Aim of the exercise: Return only the count of lines in which the word "следующей" appears.

Working data:
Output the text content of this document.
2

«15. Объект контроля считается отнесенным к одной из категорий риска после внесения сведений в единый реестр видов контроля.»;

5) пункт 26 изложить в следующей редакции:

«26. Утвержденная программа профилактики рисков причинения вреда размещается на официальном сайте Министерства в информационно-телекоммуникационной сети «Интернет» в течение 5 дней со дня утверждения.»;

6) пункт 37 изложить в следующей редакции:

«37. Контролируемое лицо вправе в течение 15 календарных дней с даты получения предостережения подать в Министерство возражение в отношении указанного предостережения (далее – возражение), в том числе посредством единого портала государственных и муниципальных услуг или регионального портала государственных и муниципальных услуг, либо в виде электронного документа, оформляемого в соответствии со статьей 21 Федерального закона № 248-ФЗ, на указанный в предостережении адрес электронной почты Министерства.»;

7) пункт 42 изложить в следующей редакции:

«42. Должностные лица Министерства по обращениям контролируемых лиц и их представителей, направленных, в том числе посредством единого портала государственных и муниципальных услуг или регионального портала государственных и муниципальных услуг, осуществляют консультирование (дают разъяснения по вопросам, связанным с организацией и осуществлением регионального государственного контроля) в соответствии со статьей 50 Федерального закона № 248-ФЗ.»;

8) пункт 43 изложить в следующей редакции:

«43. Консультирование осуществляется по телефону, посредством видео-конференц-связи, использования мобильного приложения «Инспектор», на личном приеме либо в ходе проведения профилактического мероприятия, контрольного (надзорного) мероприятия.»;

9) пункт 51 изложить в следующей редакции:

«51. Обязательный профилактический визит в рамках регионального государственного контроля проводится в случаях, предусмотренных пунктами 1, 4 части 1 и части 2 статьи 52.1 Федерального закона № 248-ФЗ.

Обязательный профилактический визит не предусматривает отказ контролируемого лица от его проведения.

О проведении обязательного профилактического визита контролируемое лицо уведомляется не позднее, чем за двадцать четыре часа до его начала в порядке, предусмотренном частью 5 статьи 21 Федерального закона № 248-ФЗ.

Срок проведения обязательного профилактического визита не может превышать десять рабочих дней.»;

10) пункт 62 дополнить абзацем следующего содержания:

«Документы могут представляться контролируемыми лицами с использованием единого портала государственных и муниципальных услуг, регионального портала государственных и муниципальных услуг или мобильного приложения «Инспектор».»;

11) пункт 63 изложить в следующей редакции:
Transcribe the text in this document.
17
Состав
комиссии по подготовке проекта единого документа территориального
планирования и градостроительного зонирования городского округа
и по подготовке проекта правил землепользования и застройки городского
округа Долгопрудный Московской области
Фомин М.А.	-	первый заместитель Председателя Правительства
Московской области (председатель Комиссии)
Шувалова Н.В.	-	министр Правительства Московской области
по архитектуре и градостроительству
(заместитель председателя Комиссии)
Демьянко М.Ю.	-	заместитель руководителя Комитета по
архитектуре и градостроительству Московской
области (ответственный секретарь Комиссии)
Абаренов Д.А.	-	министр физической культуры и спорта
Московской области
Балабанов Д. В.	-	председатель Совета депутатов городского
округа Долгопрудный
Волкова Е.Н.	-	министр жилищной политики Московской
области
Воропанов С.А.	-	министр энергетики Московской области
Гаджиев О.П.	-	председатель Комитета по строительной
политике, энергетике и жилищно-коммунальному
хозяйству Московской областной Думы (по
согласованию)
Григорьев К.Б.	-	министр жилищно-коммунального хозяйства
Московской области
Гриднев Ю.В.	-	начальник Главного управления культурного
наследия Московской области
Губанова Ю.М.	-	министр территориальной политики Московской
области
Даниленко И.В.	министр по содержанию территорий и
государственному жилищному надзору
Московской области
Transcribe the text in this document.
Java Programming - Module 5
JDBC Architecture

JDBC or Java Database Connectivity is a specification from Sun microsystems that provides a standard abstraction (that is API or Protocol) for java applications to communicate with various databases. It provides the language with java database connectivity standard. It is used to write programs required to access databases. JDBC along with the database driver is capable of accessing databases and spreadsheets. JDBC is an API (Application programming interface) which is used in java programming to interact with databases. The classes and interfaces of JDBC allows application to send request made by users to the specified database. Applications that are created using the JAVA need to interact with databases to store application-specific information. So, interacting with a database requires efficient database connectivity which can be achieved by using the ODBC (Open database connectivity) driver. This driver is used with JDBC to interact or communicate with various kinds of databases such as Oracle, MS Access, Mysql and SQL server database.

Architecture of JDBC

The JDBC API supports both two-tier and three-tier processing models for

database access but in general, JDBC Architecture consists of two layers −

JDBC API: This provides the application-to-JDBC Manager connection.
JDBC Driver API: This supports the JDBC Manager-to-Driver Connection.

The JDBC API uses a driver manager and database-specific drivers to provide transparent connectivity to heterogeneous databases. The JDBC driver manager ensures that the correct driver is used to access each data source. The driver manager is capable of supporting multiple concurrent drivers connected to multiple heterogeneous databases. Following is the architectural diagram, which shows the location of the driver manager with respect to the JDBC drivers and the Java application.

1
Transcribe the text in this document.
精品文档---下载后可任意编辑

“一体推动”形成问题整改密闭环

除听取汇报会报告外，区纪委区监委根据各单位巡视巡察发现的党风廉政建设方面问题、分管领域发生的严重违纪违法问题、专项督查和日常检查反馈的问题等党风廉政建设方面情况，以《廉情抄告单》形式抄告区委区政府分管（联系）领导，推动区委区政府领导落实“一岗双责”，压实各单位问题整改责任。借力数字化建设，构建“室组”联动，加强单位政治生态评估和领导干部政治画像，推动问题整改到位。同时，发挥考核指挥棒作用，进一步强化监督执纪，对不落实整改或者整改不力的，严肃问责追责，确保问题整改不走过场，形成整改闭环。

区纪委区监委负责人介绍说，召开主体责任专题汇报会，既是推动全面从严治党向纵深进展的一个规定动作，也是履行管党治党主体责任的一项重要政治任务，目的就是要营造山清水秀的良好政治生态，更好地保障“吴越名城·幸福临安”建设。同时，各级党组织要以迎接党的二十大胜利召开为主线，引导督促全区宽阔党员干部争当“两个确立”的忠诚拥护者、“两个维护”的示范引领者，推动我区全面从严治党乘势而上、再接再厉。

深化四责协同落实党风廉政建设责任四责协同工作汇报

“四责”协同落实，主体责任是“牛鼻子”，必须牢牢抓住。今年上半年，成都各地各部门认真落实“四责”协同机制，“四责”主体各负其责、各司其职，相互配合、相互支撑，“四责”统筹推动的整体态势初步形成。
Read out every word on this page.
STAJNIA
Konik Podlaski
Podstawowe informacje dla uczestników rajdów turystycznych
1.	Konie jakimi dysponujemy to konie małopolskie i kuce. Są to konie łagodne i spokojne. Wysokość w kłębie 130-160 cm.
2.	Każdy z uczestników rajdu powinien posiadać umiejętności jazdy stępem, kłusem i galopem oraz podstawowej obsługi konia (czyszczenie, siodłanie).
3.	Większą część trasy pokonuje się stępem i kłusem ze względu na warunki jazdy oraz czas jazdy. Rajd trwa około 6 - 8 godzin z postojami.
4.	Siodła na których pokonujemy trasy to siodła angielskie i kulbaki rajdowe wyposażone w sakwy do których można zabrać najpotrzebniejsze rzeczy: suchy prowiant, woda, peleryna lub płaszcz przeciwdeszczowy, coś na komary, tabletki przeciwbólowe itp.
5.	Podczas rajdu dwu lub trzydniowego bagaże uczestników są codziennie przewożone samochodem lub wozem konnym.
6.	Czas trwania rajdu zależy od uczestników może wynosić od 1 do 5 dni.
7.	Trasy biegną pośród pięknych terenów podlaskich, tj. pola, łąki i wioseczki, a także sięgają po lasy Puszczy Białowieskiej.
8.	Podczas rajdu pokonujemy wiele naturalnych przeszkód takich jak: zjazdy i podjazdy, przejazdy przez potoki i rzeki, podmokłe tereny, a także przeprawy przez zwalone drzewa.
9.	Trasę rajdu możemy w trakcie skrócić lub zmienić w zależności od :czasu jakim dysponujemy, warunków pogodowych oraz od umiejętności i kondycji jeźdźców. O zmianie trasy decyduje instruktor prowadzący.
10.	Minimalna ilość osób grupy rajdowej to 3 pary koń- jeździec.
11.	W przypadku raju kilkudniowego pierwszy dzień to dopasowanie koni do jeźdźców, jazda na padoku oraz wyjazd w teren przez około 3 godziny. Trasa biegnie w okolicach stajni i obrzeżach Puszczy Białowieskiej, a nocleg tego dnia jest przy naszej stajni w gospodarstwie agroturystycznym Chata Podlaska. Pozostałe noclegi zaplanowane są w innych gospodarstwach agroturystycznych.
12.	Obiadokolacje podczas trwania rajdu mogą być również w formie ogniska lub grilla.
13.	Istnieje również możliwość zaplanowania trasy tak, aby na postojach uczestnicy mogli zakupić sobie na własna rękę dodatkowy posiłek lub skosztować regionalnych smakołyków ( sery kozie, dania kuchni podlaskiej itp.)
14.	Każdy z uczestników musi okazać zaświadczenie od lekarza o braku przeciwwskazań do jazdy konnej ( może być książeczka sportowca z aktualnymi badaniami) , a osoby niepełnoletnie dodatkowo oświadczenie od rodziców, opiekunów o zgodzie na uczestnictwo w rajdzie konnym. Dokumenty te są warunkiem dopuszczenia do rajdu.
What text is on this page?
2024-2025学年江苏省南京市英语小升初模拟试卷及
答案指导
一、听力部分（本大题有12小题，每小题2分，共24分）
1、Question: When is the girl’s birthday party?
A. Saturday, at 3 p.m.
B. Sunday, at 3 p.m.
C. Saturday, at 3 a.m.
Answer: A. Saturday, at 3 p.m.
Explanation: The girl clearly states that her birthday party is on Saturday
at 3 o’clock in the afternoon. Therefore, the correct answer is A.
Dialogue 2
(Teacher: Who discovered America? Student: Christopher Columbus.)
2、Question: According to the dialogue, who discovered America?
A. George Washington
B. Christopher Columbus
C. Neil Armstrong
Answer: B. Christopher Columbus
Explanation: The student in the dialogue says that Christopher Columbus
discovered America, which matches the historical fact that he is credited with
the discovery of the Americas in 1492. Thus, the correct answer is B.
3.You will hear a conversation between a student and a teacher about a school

Reply: 6